> [EXERCISE DETAILS]
Answer these questions from the engine-choice thread.
1. What price and warranty does the thread give for the 572 Chevy crate motor?
2. What total cost is given for the All Pontiac 505 motor with the 871 Supercharger?
3. What fuel economy does jetstang say a fuel injected supercharged LS motor can still reach?

> [SOURCE PASSAGE]
.....
# Engine choice for my 67 resto-mod



## Eric Animal (Oct 28, 2007)

Well men, here is the dilemma. I can buy a 572 Chevy crate motor with a 2 yr/24,000 mi warantee for about $11,000 ..ready to drop in carb to oil pan.
OR
I can have an All Pontiac IAII 505 cu in motor with an 871 Supercharger built for about $12,000 + $5000 for the blower + $1000 for accessories = $18,000
no GM warantee.......give me some opinions, and don't hold back:willy:.......


----------



## crustysack (Oct 5, 2008)

buy the crate motor and hire me to do your interior- that way there are no kidnapping charges
seriously whats the hp difference?? that 572 seems like it will be PLENTY of motor and the warranty is nice piece of mind and have $9k left over for other stuff, man I wish i had these kinds of problems
will the blower fit under the hood or does it have to stick out? if it does I vote against it I hate that look ,unless its a drag car only


----------



## jetstang (Nov 5, 2008)

If it is a restomod, how about an LS-2/3 with supercharger and GTO rail covers? Pro touring car would be great with the 572 or LS-3. 505 with supercharger way through the hood is Pro Street, needs tubs and wheelie bars, and a 4 link. I would do the Pro touring route, big brakes, OD tranny, and lots of HP. Fuel injected supercharged LS motor can still knock down 20 MPG and 500+ HP or more, can't beat technology. LSs don't have overheating problems, as they have aluminum blocks and heads that dissipate heat quickly, thus not requiring much for a radiator.
If not LS, I would 572 it, unless you want a huffer through the hood.


----------



## Rukee (Feb 8, 2007)

If you go for the crate motor, you'll always have that thought in the back of your mind.........I coulda had a blower!!:willy::willy:


----------



## Eric Animal (Oct 28, 2007)
.....
[Layout records]
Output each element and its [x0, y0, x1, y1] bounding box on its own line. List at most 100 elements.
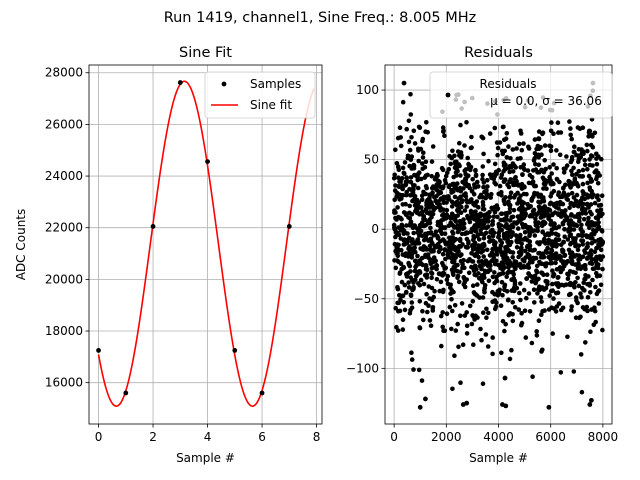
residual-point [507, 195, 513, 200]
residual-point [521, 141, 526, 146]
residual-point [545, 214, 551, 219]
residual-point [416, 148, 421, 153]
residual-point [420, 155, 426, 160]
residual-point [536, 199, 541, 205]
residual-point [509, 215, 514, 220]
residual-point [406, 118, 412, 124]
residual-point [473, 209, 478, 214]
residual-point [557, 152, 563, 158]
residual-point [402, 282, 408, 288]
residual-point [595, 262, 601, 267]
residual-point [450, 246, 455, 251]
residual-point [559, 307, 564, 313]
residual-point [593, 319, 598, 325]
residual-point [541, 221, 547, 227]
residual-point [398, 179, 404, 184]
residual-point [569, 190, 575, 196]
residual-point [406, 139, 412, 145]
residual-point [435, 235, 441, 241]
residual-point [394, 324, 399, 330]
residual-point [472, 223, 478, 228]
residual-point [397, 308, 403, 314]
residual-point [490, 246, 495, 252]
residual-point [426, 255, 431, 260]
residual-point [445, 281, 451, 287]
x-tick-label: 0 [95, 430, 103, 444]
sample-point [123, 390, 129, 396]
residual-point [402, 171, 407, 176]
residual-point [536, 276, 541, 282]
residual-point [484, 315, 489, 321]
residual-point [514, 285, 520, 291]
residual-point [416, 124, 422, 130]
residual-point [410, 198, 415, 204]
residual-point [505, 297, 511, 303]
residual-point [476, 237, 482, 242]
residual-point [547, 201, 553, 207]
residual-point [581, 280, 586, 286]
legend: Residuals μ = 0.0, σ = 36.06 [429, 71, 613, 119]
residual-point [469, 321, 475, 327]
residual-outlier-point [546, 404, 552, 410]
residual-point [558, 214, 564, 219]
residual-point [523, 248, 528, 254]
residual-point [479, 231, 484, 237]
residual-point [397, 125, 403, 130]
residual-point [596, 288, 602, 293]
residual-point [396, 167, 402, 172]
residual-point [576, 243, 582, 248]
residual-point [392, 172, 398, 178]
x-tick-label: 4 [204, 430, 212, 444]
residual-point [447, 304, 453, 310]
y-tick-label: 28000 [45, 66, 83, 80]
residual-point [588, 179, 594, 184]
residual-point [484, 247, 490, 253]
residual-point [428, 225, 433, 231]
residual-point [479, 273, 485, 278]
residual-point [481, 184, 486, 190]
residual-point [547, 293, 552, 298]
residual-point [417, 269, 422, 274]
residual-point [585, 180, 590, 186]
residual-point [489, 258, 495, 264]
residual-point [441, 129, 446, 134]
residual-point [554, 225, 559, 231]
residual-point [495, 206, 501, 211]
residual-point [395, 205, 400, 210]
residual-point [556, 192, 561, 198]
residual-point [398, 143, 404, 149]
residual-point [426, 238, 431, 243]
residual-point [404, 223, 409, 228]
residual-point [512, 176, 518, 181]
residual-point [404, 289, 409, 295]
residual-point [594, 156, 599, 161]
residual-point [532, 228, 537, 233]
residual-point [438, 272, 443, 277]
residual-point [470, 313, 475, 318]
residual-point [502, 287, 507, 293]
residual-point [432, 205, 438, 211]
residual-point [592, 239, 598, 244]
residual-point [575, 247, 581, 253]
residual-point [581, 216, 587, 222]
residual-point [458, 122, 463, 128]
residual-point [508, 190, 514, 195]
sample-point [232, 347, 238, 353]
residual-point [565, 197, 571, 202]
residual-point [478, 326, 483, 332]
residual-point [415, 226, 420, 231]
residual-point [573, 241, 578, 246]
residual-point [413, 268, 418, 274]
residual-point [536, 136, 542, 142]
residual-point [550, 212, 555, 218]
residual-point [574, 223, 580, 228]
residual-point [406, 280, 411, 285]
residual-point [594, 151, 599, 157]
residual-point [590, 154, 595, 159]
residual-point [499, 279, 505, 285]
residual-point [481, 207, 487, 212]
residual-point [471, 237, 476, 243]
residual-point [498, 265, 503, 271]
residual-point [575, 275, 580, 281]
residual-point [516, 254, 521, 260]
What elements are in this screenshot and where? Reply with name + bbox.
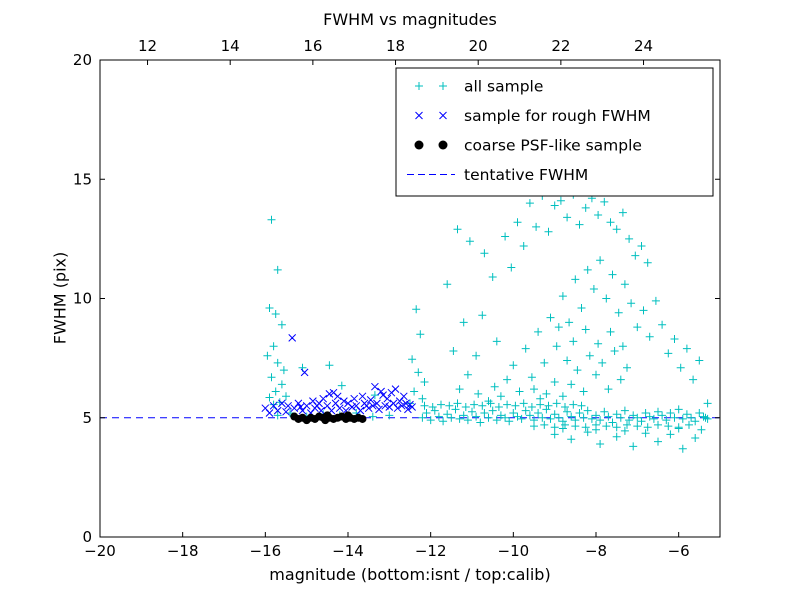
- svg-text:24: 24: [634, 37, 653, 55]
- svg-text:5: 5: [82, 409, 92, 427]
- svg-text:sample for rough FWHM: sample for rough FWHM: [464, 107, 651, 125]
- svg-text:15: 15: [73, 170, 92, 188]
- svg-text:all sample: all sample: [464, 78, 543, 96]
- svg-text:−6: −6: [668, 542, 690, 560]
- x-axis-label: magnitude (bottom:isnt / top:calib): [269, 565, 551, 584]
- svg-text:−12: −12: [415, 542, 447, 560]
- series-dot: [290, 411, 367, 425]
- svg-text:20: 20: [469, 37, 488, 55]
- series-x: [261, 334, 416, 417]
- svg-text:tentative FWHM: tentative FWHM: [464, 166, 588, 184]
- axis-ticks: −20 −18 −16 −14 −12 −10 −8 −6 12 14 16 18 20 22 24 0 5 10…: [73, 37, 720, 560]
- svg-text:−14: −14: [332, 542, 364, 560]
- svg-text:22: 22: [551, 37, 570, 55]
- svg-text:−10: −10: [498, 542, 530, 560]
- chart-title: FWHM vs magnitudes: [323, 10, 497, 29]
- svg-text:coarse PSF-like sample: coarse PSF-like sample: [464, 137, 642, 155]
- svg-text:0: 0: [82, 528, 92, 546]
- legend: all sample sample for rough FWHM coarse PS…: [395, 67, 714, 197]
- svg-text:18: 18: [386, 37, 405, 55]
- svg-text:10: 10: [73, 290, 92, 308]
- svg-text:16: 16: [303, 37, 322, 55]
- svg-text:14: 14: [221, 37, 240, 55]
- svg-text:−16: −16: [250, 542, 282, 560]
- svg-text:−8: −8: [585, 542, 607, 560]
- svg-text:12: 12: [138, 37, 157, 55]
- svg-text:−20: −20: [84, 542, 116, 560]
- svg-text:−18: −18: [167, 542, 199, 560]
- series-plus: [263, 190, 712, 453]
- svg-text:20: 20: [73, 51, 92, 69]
.....
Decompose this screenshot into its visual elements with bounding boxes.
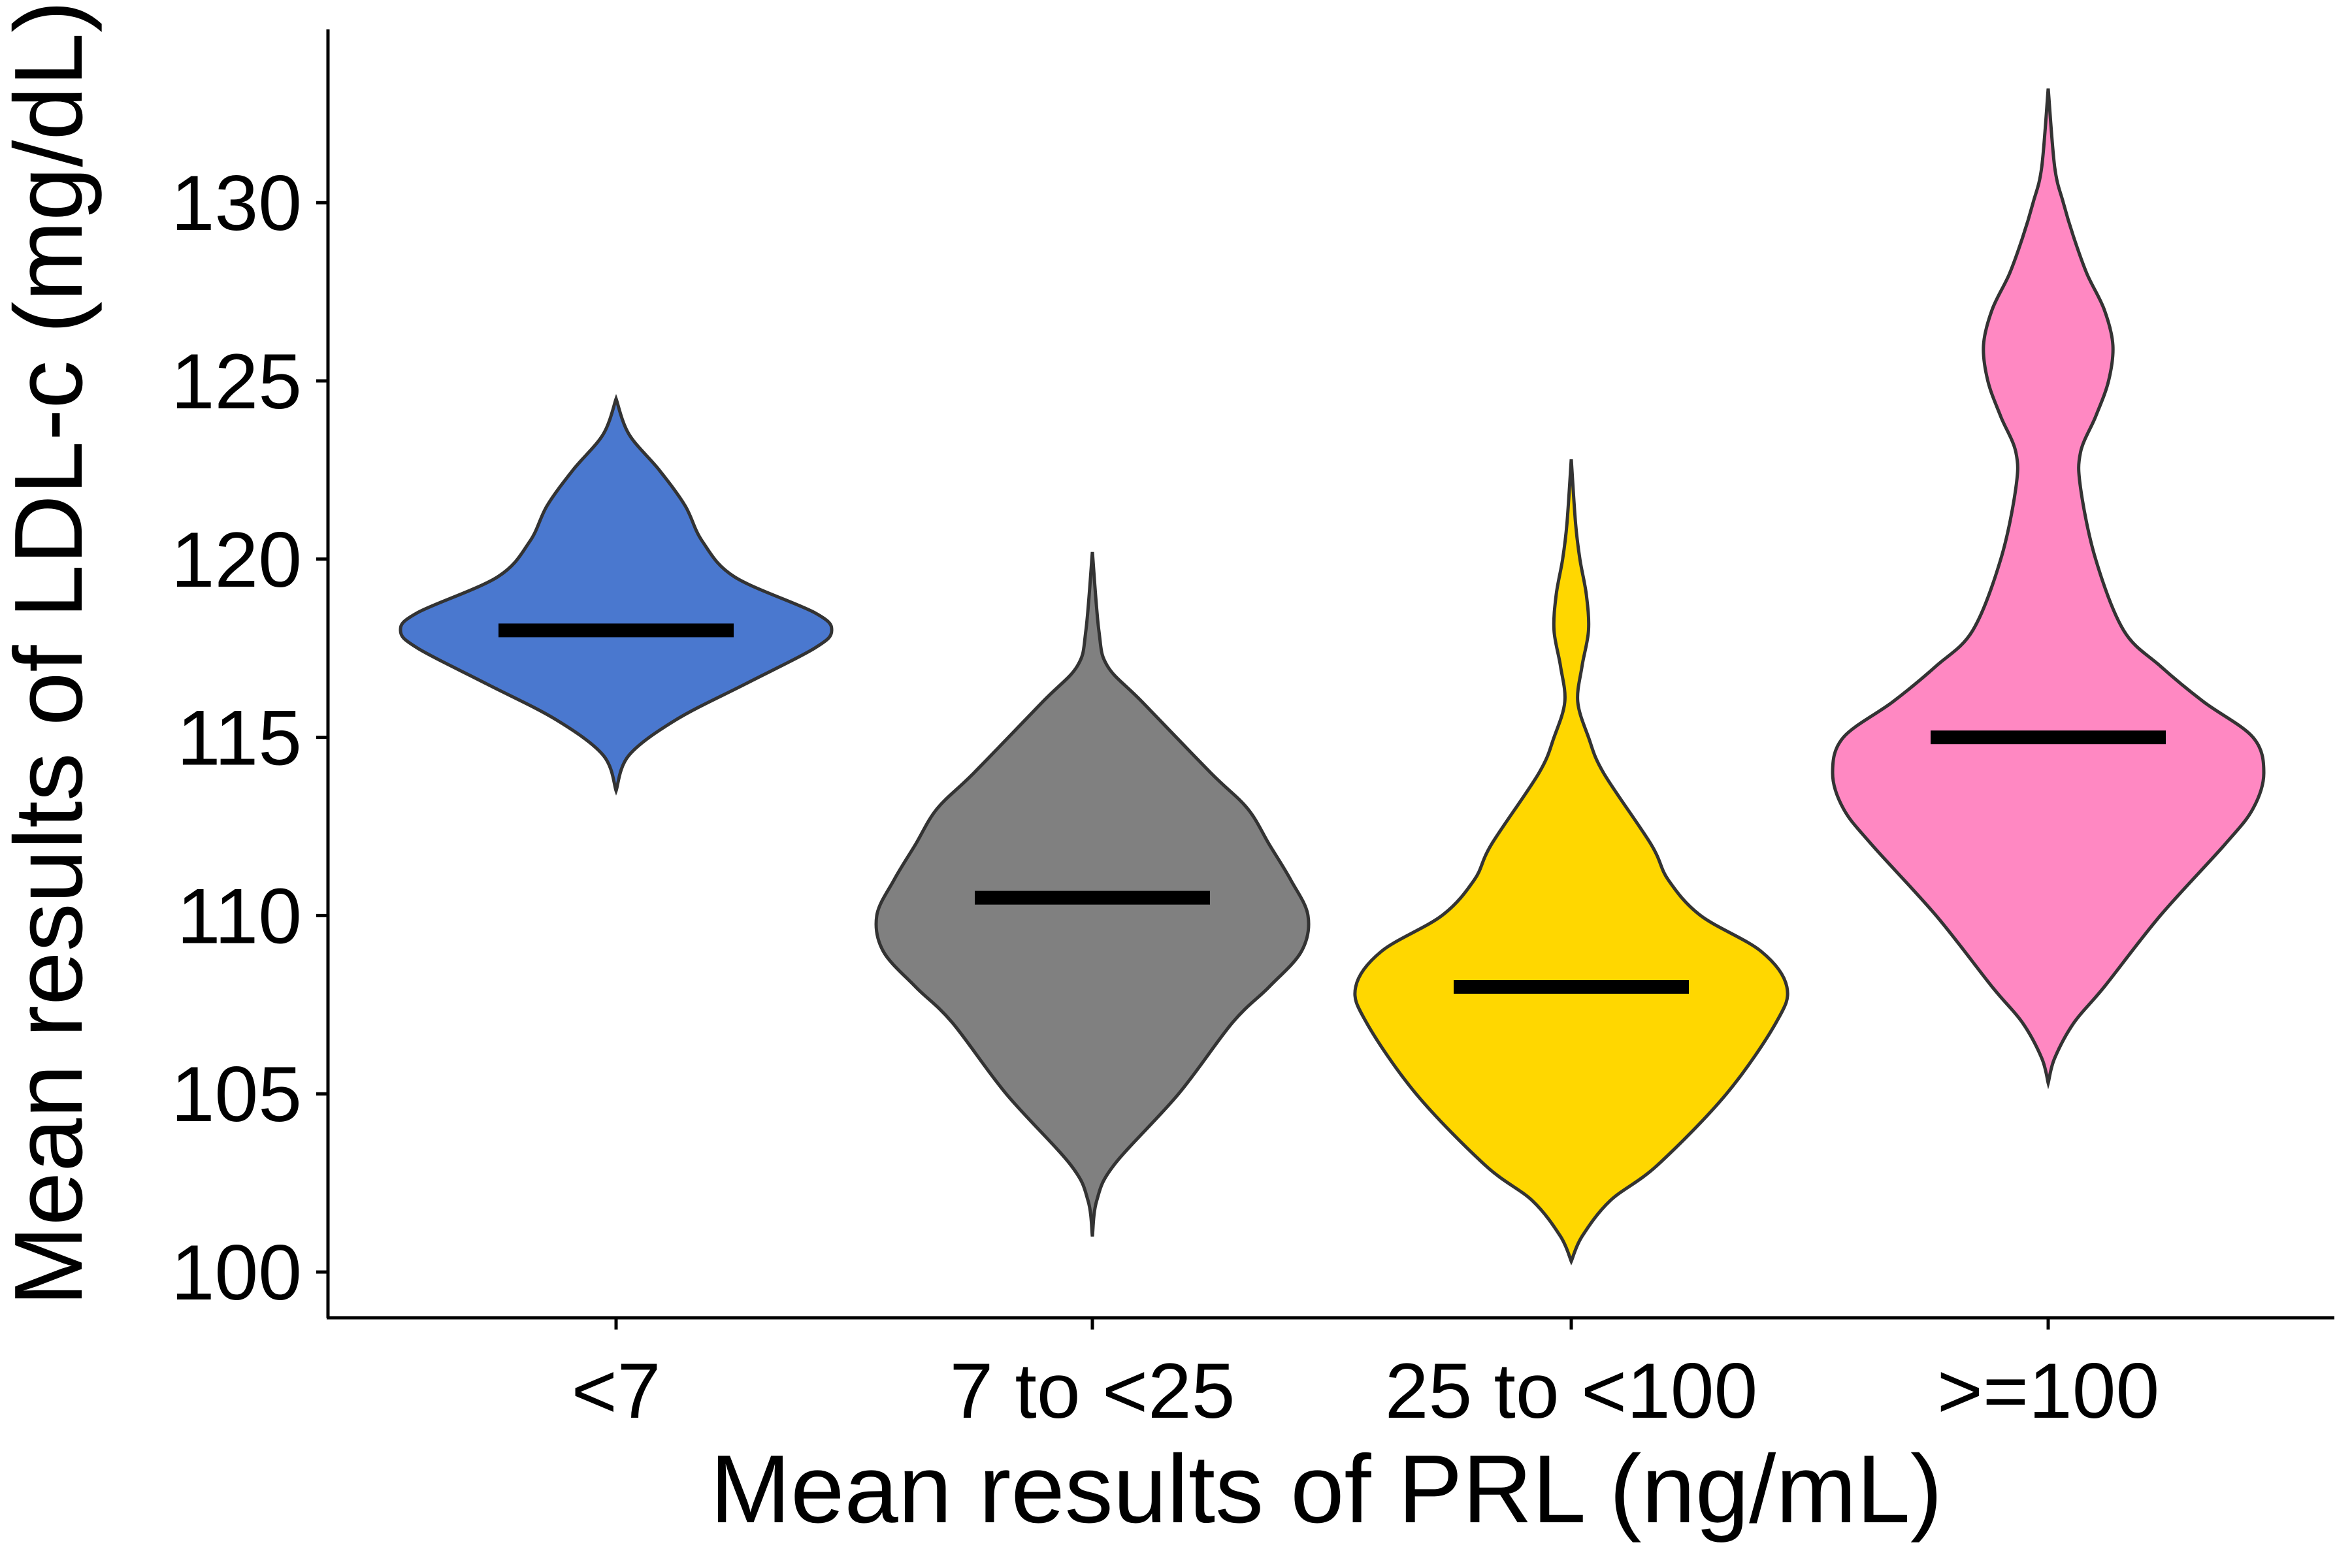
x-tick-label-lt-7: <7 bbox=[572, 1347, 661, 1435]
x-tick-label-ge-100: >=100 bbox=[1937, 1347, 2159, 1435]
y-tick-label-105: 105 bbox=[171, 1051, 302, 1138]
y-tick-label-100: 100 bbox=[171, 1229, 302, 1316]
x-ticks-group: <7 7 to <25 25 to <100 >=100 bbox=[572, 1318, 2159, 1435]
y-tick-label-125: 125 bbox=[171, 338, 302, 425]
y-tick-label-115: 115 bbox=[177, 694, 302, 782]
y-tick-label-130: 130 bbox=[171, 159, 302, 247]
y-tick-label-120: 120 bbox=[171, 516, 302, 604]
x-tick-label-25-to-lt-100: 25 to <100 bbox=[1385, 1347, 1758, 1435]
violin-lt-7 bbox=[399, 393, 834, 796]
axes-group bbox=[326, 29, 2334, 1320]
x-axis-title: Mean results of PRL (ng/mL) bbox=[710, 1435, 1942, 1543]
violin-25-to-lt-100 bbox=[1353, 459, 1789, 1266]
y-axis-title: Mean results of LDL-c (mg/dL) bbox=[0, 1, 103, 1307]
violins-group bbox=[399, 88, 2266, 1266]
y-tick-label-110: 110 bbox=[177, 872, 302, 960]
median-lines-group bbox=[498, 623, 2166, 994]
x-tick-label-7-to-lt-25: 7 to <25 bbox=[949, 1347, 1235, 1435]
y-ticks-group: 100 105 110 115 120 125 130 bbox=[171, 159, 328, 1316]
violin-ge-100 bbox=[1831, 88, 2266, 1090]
.....
> [SOLUTION TO THIS TASK]
1. About $11,000, with a 2 yr/24,000 mi warranty.
2. $18,000.
3. 20 MPG.